GIVEN TASK:
Copy, from the entries below, each line where the word "structured" can be found.

INPUT MATERIAL:
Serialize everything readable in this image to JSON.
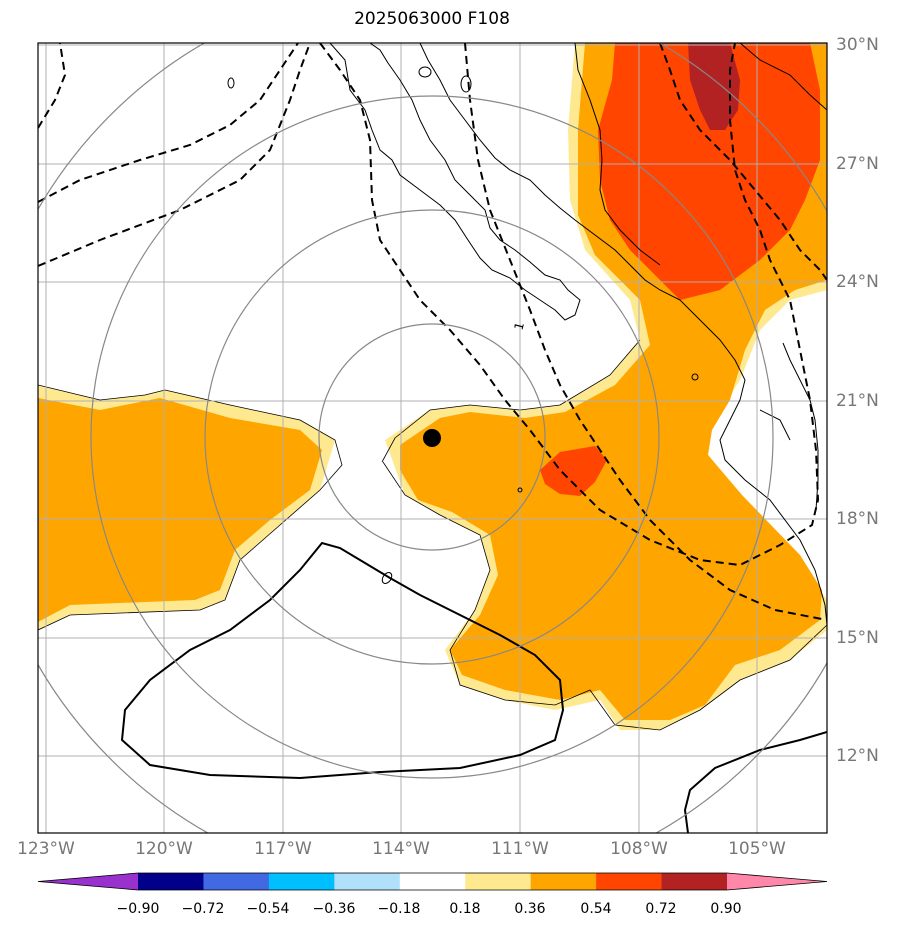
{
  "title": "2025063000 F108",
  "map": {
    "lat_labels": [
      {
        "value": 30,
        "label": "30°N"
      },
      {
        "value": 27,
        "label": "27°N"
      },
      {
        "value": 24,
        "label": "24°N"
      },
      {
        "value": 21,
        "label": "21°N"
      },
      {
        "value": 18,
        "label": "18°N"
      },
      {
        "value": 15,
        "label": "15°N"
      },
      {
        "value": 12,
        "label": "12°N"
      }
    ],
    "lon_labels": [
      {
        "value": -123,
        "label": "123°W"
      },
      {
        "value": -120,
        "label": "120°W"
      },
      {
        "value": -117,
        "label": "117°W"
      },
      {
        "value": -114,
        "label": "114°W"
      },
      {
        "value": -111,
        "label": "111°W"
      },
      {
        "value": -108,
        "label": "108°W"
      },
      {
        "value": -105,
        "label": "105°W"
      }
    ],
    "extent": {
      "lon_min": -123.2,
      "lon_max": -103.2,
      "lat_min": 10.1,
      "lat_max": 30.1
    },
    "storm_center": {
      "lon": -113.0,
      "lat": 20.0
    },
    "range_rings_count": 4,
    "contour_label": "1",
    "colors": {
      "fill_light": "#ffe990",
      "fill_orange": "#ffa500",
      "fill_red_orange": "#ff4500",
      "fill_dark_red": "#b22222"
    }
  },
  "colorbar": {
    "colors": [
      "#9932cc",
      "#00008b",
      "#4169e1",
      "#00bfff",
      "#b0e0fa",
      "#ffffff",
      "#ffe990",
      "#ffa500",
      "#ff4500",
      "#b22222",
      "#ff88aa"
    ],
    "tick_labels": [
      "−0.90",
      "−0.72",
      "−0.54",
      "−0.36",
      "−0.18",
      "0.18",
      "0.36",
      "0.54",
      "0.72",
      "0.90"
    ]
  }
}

* * *

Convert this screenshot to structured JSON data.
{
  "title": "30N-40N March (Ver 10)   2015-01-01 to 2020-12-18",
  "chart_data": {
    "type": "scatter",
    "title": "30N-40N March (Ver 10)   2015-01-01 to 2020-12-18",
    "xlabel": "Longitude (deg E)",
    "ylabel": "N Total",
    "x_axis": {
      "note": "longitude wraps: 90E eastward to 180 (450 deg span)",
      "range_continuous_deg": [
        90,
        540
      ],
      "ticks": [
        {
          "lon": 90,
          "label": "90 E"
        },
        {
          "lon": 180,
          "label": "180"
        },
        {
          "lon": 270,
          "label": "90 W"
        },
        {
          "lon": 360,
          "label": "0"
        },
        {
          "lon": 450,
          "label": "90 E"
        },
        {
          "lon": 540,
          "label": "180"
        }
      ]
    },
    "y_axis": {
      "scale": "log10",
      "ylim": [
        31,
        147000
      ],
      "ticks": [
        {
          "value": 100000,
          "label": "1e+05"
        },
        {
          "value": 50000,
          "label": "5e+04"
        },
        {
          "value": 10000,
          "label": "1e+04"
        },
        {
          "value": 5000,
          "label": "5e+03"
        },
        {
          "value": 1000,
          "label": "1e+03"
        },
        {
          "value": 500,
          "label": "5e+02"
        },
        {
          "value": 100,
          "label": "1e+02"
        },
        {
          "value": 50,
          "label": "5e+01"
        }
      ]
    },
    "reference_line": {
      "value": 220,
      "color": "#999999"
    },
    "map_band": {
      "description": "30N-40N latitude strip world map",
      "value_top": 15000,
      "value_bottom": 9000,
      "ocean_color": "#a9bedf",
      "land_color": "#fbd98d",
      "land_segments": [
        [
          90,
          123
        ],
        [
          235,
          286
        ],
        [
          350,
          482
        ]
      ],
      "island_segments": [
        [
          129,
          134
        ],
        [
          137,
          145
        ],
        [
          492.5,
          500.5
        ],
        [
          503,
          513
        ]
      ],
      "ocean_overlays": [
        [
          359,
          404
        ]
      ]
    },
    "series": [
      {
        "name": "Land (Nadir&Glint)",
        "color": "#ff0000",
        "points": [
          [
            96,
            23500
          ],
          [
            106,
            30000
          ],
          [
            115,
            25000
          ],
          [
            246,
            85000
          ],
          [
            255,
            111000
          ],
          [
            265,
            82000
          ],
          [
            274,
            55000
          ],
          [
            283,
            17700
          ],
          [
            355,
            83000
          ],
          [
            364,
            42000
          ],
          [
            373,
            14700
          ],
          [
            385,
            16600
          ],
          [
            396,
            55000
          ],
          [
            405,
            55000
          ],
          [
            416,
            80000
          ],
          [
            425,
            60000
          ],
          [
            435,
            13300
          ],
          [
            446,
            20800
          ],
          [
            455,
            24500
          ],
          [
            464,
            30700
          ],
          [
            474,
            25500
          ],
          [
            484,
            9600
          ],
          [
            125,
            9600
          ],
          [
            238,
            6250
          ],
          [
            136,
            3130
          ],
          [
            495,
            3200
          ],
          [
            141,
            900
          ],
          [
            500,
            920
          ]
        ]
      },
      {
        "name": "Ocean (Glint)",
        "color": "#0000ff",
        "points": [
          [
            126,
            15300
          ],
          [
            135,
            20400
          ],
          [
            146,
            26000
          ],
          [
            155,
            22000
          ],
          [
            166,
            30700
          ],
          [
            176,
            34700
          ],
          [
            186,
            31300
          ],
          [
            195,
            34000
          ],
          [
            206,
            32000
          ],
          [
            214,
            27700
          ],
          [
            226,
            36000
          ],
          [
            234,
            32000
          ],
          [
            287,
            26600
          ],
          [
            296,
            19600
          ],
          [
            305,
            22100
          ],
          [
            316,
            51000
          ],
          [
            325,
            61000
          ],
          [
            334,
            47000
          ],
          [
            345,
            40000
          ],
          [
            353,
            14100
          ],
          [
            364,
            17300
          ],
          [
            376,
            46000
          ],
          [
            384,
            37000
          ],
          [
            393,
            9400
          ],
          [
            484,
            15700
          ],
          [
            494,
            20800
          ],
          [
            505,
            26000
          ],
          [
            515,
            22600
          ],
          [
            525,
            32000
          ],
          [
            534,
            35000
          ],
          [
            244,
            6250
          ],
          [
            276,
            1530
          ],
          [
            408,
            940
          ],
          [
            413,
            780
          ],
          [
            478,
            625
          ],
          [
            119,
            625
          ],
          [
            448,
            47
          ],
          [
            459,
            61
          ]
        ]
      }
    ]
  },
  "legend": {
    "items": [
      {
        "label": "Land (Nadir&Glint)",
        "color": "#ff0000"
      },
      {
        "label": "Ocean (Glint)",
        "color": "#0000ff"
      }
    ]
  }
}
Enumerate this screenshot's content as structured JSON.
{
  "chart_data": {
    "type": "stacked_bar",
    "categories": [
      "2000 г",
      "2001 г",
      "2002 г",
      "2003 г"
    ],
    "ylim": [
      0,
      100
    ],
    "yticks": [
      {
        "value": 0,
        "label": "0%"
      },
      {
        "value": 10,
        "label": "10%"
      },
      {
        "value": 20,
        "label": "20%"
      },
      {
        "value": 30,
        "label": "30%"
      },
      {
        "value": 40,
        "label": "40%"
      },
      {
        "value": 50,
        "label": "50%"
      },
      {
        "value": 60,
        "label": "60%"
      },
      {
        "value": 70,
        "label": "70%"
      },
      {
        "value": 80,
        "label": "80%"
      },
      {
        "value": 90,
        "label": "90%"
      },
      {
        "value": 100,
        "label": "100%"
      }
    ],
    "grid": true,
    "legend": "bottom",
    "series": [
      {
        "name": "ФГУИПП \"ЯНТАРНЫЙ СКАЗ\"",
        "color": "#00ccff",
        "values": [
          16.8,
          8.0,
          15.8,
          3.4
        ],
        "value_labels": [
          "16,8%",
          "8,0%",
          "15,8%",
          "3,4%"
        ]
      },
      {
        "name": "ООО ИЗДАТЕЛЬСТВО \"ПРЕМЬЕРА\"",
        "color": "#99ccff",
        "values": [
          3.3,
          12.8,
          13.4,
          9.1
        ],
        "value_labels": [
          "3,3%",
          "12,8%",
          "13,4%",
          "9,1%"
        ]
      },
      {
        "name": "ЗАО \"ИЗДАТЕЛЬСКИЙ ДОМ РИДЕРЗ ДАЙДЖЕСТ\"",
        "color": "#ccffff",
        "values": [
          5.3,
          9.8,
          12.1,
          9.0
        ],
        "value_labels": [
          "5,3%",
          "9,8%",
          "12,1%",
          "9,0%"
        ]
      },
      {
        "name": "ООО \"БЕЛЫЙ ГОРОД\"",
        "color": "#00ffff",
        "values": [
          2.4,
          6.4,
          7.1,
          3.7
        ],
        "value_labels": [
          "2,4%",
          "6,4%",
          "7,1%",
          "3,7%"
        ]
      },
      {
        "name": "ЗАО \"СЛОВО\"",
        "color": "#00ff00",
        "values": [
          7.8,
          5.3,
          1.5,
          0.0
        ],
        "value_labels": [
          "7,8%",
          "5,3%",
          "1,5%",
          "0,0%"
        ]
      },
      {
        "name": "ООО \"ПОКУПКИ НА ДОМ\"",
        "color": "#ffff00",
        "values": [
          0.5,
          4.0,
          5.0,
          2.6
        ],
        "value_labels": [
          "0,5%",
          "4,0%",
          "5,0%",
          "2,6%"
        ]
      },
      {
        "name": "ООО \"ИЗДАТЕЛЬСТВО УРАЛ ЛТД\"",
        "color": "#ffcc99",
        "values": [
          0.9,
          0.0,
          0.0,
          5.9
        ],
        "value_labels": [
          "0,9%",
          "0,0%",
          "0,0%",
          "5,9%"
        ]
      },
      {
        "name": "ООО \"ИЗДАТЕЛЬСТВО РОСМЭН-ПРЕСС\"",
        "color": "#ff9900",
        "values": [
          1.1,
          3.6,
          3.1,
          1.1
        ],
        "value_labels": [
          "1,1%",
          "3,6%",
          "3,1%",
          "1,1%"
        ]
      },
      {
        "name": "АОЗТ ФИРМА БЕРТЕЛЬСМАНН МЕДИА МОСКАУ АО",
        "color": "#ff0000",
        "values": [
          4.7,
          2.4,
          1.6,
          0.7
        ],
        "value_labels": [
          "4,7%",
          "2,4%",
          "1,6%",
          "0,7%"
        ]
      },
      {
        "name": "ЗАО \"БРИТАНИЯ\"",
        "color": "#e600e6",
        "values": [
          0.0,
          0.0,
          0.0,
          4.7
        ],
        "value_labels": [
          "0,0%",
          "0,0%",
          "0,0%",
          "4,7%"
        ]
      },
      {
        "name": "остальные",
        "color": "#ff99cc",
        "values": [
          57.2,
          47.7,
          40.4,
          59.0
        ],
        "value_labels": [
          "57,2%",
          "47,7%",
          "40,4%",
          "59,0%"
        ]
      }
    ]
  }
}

PROBLEM SOLUTION:
Convert this screenshot to structured JSON data.
Enumerate this screenshot's content as structured JSON.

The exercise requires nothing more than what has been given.